------ Available data

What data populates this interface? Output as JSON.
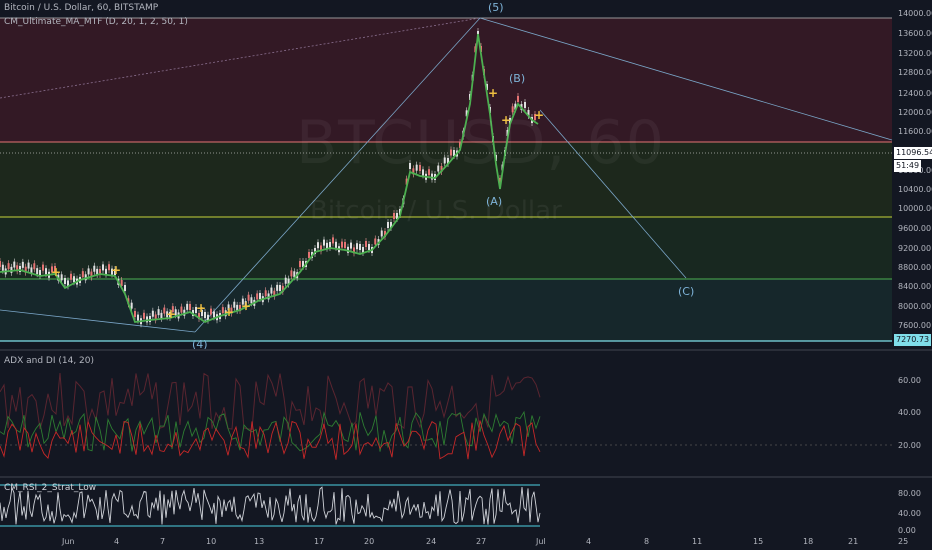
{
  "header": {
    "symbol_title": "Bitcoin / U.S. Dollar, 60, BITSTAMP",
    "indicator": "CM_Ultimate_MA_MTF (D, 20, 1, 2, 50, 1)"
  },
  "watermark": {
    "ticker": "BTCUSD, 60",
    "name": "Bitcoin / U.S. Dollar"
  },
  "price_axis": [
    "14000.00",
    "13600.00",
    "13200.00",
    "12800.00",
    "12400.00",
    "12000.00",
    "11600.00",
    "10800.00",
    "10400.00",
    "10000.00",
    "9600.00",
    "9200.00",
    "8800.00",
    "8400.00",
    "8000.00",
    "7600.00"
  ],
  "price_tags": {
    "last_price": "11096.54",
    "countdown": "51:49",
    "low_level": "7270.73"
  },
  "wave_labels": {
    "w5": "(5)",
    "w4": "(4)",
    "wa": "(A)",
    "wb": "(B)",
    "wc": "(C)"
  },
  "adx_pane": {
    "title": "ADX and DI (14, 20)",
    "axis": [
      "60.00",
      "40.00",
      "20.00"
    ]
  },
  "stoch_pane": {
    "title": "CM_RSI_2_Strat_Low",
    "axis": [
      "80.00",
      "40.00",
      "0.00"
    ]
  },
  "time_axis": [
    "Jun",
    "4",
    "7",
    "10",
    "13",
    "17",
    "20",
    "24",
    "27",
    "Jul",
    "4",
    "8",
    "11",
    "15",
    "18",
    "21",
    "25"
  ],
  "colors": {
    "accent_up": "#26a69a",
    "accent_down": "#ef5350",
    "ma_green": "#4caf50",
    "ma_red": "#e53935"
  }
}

------------

**Objective**. Copy every line of the records above that contains "Dollar".

**Result of the exercise**.
    "symbol_title": "Bitcoin / U.S. Dollar, 60, BITSTAMP",
    "name": "Bitcoin / U.S. Dollar"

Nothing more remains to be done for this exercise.